Repeat each line of the material below exactly as it appears, minus any pictures.

## GIVEN RECORDS
* * * * *

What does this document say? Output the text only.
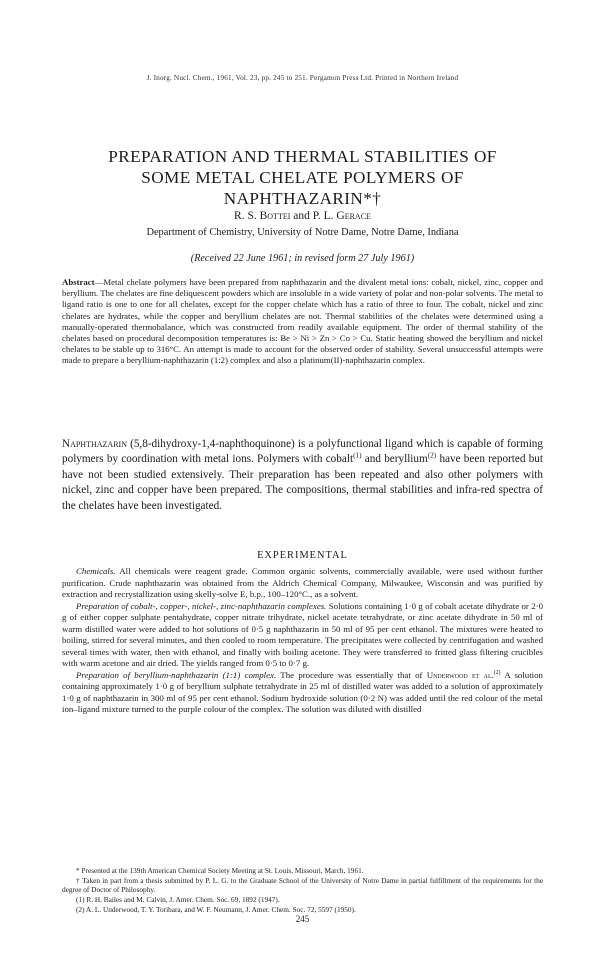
J. Inorg. Nucl. Chem., 1961, Vol. 23, pp. 245 to 251. Pergamon Press Ltd. Printed in Northern Ireland
PREPARATION AND THERMAL STABILITIES OF
SOME METAL CHELATE POLYMERS OF
NAPHTHAZARIN*†
R. S. Bottei and P. L. Gerace
Department of Chemistry, University of Notre Dame, Notre Dame, Indiana
(Received 22 June 1961; in revised form 27 July 1961)
Abstract—Metal chelate polymers have been prepared from naphthazarin and the divalent metal ions: cobalt, nickel, zinc, copper and beryllium. The chelates are fine deliquescent powders which are insoluble in a wide variety of polar and non-polar solvents. The metal to ligand ratio is one to one for all chelates, except for the copper chelate which has a ratio of three to four. The cobalt, nickel and zinc chelates are hydrates, while the copper and beryllium chelates are not. Thermal stabilities of the chelates were determined using a manually-operated thermobalance, which was constructed from readily available equipment. The order of thermal stability of the chelates based on procedural decomposition temperatures is: Be > Ni > Zn > Co > Cu. Static heating showed the beryllium and nickel chelates to be stable up to 316°C. An attempt is made to account for the observed order of stability. Several unsuccessful attempts were made to prepare a beryllium-naphthazarin (1:2) complex and also a platinum(II)-naphthazarin complex.
Naphthazarin (5,8-dihydroxy-1,4-naphthoquinone) is a polyfunctional ligand which is capable of forming polymers by coordination with metal ions. Polymers with cobalt$^{(1)}$ and beryllium$^{(2)}$ have been reported but have not been studied extensively. Their preparation has been repeated and also other polymers with nickel, zinc and copper have been prepared. The compositions, thermal stabilities and infra-red spectra of the chelates have been investigated.
EXPERIMENTAL

Chemicals. All chemicals were reagent grade. Common organic solvents, commercially available, were used without further purification. Crude naphthazarin was obtained from the Aldrich Chemical Company, Milwaukee, Wisconsin and was purified by extraction and recrystallization using skelly-solve E, b.p., 100–120°C., as a solvent.

Preparation of cobalt-, copper-, nickel-, zinc-naphthazarin complexes. Solutions containing 1·0 g of cobalt acetate dihydrate or 2·0 g of either copper sulphate pentahydrate, copper nitrate trihydrate, nickel acetate tetrahydrate, or zinc acetate dihydrate in 50 ml of warm distilled water were added to hot solutions of 0·5 g naphthazarin in 50 ml of 95 per cent ethanol. The mixtures were heated to boiling, stirred for several minutes, and then cooled to room temperature. The precipitates were collected by centrifugation and washed several times with water, then with ethanol, and finally with boiling acetone. They were transferred to fritted glass filtering crucibles with warm acetone and air dried. The yields ranged from 0·5 to 0·7 g.

Preparation of beryllium-naphthazarin (1:1) complex. The procedure was essentially that of Underwood et al.$^{(2)}$ A solution containing approximately 1·0 g of beryllium sulphate tetrahydrate in 25 ml of distilled water was added to a solution of approximately 1·0 g of naphthazarin in 300 ml of 95 per cent ethanol. Sodium hydroxide solution (0·2 N) was added until the red colour of the metal ion–ligand mixture turned to the purple colour of the complex. The solution was diluted with distilled

* Presented at the 139th American Chemical Society Meeting at St. Louis, Missouri, March, 1961.

† Taken in part from a thesis submitted by P. L. G. to the Graduate School of the University of Notre Dame in partial fulfillment of the requirements for the degree of Doctor of Philosophy.

(1) R. H. Bailes and M. Calvin, J. Amer. Chem. Soc. 69, 1892 (1947).

(2) A. L. Underwood, T. Y. Toribara, and W. F. Neumann, J. Amer. Chem. Soc. 72, 5597 (1950).

245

* * * * *

## FINAL ANSWER
What does this document say? Output the text only.
J. Inorg. Nucl. Chem., 1961, Vol. 23, pp. 245 to 251. Pergamon Press Ltd. Printed in Northern Ireland
PREPARATION AND THERMAL STABILITIES OF
SOME METAL CHELATE POLYMERS OF
NAPHTHAZARIN*†
R. S. Bottei and P. L. Gerace
Department of Chemistry, University of Notre Dame, Notre Dame, Indiana
(Received 22 June 1961; in revised form 27 July 1961)
Abstract—Metal chelate polymers have been prepared from naphthazarin and the divalent metal ions: cobalt, nickel, zinc, copper and beryllium. The chelates are fine deliquescent powders which are insoluble in a wide variety of polar and non-polar solvents. The metal to ligand ratio is one to one for all chelates, except for the copper chelate which has a ratio of three to four. The cobalt, nickel and zinc chelates are hydrates, while the copper and beryllium chelates are not. Thermal stabilities of the chelates were determined using a manually-operated thermobalance, which was constructed from readily available equipment. The order of thermal stability of the chelates based on procedural decomposition temperatures is: Be > Ni > Zn > Co > Cu. Static heating showed the beryllium and nickel chelates to be stable up to 316°C. An attempt is made to account for the observed order of stability. Several unsuccessful attempts were made to prepare a beryllium-naphthazarin (1:2) complex and also a platinum(II)-naphthazarin complex.
Naphthazarin (5,8-dihydroxy-1,4-naphthoquinone) is a polyfunctional ligand which is capable of forming polymers by coordination with metal ions. Polymers with cobalt$^{(1)}$ and beryllium$^{(2)}$ have been reported but have not been studied extensively. Their preparation has been repeated and also other polymers with nickel, zinc and copper have been prepared. The compositions, thermal stabilities and infra-red spectra of the chelates have been investigated.
EXPERIMENTAL

Chemicals. All chemicals were reagent grade. Common organic solvents, commercially available, were used without further purification. Crude naphthazarin was obtained from the Aldrich Chemical Company, Milwaukee, Wisconsin and was purified by extraction and recrystallization using skelly-solve E, b.p., 100–120°C., as a solvent.

Preparation of cobalt-, copper-, nickel-, zinc-naphthazarin complexes. Solutions containing 1·0 g of cobalt acetate dihydrate or 2·0 g of either copper sulphate pentahydrate, copper nitrate trihydrate, nickel acetate tetrahydrate, or zinc acetate dihydrate in 50 ml of warm distilled water were added to hot solutions of 0·5 g naphthazarin in 50 ml of 95 per cent ethanol. The mixtures were heated to boiling, stirred for several minutes, and then cooled to room temperature. The precipitates were collected by centrifugation and washed several times with water, then with ethanol, and finally with boiling acetone. They were transferred to fritted glass filtering crucibles with warm acetone and air dried. The yields ranged from 0·5 to 0·7 g.

Preparation of beryllium-naphthazarin (1:1) complex. The procedure was essentially that of Underwood et al.$^{(2)}$ A solution containing approximately 1·0 g of beryllium sulphate tetrahydrate in 25 ml of distilled water was added to a solution of approximately 1·0 g of naphthazarin in 300 ml of 95 per cent ethanol. Sodium hydroxide solution (0·2 N) was added until the red colour of the metal ion–ligand mixture turned to the purple colour of the complex. The solution was diluted with distilled

* Presented at the 139th American Chemical Society Meeting at St. Louis, Missouri, March, 1961.

† Taken in part from a thesis submitted by P. L. G. to the Graduate School of the University of Notre Dame in partial fulfillment of the requirements for the degree of Doctor of Philosophy.

(1) R. H. Bailes and M. Calvin, J. Amer. Chem. Soc. 69, 1892 (1947).

(2) A. L. Underwood, T. Y. Toribara, and W. F. Neumann, J. Amer. Chem. Soc. 72, 5597 (1950).

245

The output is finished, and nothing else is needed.